▶ [OBJECTIVE] Report all lines holding "this".

▶ [MATERIAL PROVIDED]

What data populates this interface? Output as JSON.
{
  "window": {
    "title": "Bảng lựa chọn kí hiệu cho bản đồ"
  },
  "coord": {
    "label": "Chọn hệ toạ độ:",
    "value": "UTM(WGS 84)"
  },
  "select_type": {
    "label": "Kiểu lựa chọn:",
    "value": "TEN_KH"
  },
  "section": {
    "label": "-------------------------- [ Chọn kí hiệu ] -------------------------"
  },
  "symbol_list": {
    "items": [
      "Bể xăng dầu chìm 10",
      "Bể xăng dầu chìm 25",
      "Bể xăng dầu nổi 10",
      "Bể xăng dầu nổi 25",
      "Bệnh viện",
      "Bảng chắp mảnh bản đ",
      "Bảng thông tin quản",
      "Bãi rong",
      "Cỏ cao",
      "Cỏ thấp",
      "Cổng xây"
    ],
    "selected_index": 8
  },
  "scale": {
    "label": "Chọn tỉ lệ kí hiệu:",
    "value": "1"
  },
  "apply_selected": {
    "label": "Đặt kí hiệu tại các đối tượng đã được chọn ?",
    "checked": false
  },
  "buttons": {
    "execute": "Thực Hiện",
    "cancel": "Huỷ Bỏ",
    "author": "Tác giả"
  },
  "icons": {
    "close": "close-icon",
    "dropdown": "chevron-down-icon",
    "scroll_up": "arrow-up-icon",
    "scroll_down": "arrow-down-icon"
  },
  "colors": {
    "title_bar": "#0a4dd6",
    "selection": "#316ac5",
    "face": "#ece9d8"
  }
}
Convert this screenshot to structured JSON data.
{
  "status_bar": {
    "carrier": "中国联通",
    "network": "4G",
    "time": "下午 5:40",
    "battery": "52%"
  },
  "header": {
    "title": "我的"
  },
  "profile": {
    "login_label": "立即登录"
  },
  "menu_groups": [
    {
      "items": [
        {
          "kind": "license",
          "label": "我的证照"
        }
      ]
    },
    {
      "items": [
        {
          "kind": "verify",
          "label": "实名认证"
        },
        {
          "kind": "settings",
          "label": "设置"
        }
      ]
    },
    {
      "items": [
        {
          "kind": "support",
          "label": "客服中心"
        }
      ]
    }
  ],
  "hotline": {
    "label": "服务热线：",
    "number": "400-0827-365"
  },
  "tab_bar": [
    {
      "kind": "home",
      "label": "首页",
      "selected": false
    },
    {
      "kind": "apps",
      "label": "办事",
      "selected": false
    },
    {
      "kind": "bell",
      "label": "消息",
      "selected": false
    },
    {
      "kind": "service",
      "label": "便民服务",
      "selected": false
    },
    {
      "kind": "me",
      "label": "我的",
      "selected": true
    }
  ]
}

▶ [ANSWER IN FULL]
What data populates this interface? Output as JSON.
Convert this screenshot to structured JSON data.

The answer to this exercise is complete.